[START OF PROVIDED ENTRIES]

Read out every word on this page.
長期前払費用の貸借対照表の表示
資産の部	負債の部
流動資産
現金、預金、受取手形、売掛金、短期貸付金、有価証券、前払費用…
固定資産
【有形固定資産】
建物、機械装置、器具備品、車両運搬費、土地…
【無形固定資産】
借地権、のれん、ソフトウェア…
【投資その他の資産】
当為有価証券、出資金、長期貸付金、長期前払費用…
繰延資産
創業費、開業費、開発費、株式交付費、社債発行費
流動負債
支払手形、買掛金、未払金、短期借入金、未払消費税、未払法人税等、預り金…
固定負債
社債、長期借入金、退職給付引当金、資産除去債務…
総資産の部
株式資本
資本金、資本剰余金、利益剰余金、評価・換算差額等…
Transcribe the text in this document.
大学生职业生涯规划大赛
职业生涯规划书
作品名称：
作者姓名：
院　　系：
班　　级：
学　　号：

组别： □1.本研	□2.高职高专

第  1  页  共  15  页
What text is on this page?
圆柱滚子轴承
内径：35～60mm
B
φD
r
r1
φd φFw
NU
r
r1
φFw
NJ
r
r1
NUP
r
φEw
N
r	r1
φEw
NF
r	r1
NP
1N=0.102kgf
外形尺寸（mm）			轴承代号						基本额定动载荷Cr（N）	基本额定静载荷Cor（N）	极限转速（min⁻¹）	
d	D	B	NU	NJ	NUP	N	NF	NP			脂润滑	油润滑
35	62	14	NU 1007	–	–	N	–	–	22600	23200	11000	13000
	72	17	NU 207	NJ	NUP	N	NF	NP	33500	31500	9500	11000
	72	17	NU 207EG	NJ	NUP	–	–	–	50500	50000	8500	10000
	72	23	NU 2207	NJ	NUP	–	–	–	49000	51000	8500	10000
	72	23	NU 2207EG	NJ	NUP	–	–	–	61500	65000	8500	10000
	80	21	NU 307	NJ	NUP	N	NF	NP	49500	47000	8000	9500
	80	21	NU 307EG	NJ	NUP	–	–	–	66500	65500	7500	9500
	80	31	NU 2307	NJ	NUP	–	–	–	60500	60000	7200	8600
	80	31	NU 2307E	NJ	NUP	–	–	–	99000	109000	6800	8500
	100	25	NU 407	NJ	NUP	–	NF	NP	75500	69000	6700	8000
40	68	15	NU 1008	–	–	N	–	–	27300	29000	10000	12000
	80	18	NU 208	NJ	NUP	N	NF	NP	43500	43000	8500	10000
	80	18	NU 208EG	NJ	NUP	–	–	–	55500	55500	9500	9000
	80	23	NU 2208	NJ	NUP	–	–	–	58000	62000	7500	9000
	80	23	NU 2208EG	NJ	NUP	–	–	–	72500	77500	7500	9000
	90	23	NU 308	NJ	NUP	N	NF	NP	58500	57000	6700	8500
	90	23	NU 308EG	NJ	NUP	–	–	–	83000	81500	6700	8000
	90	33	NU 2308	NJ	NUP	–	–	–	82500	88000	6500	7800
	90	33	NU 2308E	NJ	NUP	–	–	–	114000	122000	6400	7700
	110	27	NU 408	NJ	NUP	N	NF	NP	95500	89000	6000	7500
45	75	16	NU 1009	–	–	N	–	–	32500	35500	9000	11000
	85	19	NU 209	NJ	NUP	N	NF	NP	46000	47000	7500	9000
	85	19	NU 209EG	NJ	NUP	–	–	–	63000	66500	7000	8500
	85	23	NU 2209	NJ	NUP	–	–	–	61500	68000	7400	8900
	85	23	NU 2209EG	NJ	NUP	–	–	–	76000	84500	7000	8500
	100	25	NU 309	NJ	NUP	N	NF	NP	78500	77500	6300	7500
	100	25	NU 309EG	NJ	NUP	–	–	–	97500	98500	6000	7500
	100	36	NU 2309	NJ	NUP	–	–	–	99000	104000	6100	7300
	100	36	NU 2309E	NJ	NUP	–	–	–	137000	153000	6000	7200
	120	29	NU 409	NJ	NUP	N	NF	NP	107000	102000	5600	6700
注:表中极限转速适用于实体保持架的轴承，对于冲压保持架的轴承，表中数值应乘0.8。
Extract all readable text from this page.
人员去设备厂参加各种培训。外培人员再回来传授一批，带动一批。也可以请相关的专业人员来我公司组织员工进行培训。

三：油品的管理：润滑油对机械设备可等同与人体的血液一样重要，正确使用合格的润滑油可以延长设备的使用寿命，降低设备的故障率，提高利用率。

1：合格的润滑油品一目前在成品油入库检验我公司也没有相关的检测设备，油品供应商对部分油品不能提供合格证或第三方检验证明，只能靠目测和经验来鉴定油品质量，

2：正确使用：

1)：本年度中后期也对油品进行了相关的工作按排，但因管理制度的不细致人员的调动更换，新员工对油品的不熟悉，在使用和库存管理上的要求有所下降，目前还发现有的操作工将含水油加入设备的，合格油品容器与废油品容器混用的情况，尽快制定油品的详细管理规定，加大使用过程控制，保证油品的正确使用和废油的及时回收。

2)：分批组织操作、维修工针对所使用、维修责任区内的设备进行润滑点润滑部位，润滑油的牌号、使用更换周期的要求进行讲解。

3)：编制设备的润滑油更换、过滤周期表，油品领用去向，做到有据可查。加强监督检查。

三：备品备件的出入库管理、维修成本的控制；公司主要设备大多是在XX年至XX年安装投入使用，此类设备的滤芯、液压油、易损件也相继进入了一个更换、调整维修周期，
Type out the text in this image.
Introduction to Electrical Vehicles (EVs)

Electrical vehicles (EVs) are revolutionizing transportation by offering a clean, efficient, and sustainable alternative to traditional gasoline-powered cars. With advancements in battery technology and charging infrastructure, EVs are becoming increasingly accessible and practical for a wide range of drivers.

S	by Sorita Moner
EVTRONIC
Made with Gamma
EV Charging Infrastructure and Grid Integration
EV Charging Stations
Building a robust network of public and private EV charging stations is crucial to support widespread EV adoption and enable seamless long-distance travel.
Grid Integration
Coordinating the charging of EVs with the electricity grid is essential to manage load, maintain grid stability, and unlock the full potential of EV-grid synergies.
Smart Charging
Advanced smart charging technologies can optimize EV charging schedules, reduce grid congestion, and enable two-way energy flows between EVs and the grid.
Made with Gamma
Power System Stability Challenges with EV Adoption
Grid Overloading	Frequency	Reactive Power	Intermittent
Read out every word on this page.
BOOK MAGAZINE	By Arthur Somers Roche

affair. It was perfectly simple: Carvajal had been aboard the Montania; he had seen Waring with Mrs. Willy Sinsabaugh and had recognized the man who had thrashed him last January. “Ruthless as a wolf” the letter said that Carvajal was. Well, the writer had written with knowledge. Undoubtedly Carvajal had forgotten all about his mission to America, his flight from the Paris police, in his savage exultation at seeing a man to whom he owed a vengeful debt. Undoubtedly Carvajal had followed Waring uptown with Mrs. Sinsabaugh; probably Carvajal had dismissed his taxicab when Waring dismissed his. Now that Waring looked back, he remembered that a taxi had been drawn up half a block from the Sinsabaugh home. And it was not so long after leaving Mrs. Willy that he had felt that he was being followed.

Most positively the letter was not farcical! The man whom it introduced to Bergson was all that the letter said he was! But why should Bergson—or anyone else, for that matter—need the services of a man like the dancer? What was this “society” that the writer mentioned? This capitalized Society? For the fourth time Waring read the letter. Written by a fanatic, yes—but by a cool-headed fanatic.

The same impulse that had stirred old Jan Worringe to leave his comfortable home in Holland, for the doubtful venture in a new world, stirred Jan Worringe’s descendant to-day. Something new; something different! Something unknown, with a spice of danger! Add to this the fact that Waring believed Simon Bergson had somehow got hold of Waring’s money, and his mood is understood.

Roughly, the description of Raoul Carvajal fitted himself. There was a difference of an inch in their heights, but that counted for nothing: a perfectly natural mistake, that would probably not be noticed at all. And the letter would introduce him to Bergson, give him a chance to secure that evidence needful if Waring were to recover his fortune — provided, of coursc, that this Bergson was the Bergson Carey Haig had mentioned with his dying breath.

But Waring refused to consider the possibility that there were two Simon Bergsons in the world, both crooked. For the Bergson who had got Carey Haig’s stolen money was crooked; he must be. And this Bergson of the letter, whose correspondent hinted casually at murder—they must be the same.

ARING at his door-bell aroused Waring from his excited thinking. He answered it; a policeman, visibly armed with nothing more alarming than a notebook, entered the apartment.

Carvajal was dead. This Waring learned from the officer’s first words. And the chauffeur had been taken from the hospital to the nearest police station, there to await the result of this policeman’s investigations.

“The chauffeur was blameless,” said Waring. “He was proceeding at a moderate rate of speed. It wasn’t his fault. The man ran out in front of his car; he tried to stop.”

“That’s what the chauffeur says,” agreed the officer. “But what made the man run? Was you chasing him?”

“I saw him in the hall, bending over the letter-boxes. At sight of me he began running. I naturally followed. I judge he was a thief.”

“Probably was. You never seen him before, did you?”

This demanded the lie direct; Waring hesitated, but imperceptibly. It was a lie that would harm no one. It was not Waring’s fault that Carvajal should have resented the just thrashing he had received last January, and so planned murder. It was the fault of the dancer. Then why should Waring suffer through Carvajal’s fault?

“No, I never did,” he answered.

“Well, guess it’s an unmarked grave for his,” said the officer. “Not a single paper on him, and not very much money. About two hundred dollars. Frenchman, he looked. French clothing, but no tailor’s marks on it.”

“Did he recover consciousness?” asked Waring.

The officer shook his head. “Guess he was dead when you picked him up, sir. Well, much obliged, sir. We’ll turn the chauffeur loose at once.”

[END OF PROVIDED ENTRIES]

STATED TASK: Find all lines with "dead" in them and copy each one.

OUTPUT FOR THIS EXERCISE:
Carvajal was dead. This Waring learned from the officer’s first words. And the chauffeur had been taken from the hospital to the nearest police station, there to await the result of this policeman’s investigations.
The officer shook his head. “Guess he was dead when you picked him up, sir. Well, much obliged, sir. We’ll turn the chauffeur loose at once.”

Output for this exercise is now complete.